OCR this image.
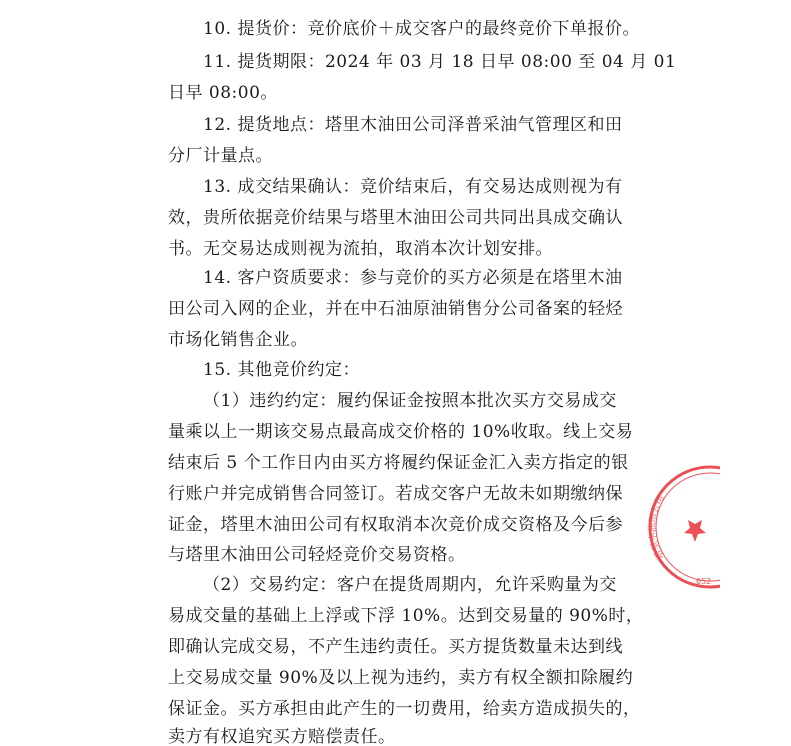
10. 提货价：竞价底价＋成交客户的最终竞价下单报价。
11. 提货期限：2024 年 03 月 18 日早 08:00 至 04 月 01
日早 08:00。
12. 提货地点：塔里木油田公司泽普采油气管理区和田
分厂计量点。
13. 成交结果确认：竞价结束后，有交易达成则视为有
效，贵所依据竞价结果与塔里木油田公司共同出具成交确认
书。无交易达成则视为流拍，取消本次计划安排。
14. 客户资质要求：参与竞价的买方必须是在塔里木油
田公司入网的企业，并在中石油原油销售分公司备案的轻烃
市场化销售企业。
15. 其他竞价约定：
（1）违约约定：履约保证金按照本批次买方交易成交
量乘以上一期该交易点最高成交价格的 10%收取。线上交易
结束后 5 个工作日内由买方将履约保证金汇入卖方指定的银
行账户并完成销售合同签订。若成交客户无故未如期缴纳保
证金，塔里木油田公司有权取消本次竞价成交资格及今后参
与塔里木油田公司轻烃竞价交易资格。
（2）交易约定：客户在提货周期内，允许采购量为交
易成交量的基础上上浮或下浮 10%。达到交易量的 90%时，
即确认完成交易，不产生违约责任。买方提货数量未达到线
上交易成交量 90%及以上视为违约，卖方有权全额扣除履约
保证金。买方承担由此产生的一切费用，给卖方造成损失的，
卖方有权追究买方赔偿责任。
塔里木油田公司
652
----
__GIVEN REQUEST__. Write out all the entries exactly, except for the pictures.

__ANSWER FOR THIS EXERCISE__.
OCR this image.
10. 提货价：竞价底价＋成交客户的最终竞价下单报价。
11. 提货期限：2024 年 03 月 18 日早 08:00 至 04 月 01
日早 08:00。
12. 提货地点：塔里木油田公司泽普采油气管理区和田
分厂计量点。
13. 成交结果确认：竞价结束后，有交易达成则视为有
效，贵所依据竞价结果与塔里木油田公司共同出具成交确认
书。无交易达成则视为流拍，取消本次计划安排。
14. 客户资质要求：参与竞价的买方必须是在塔里木油
田公司入网的企业，并在中石油原油销售分公司备案的轻烃
市场化销售企业。
15. 其他竞价约定：
（1）违约约定：履约保证金按照本批次买方交易成交
量乘以上一期该交易点最高成交价格的 10%收取。线上交易
结束后 5 个工作日内由买方将履约保证金汇入卖方指定的银
行账户并完成销售合同签订。若成交客户无故未如期缴纳保
证金，塔里木油田公司有权取消本次竞价成交资格及今后参
与塔里木油田公司轻烃竞价交易资格。
（2）交易约定：客户在提货周期内，允许采购量为交
易成交量的基础上上浮或下浮 10%。达到交易量的 90%时，
即确认完成交易，不产生违约责任。买方提货数量未达到线
上交易成交量 90%及以上视为违约，卖方有权全额扣除履约
保证金。买方承担由此产生的一切费用，给卖方造成损失的，
卖方有权追究买方赔偿责任。
塔里木油田公司
652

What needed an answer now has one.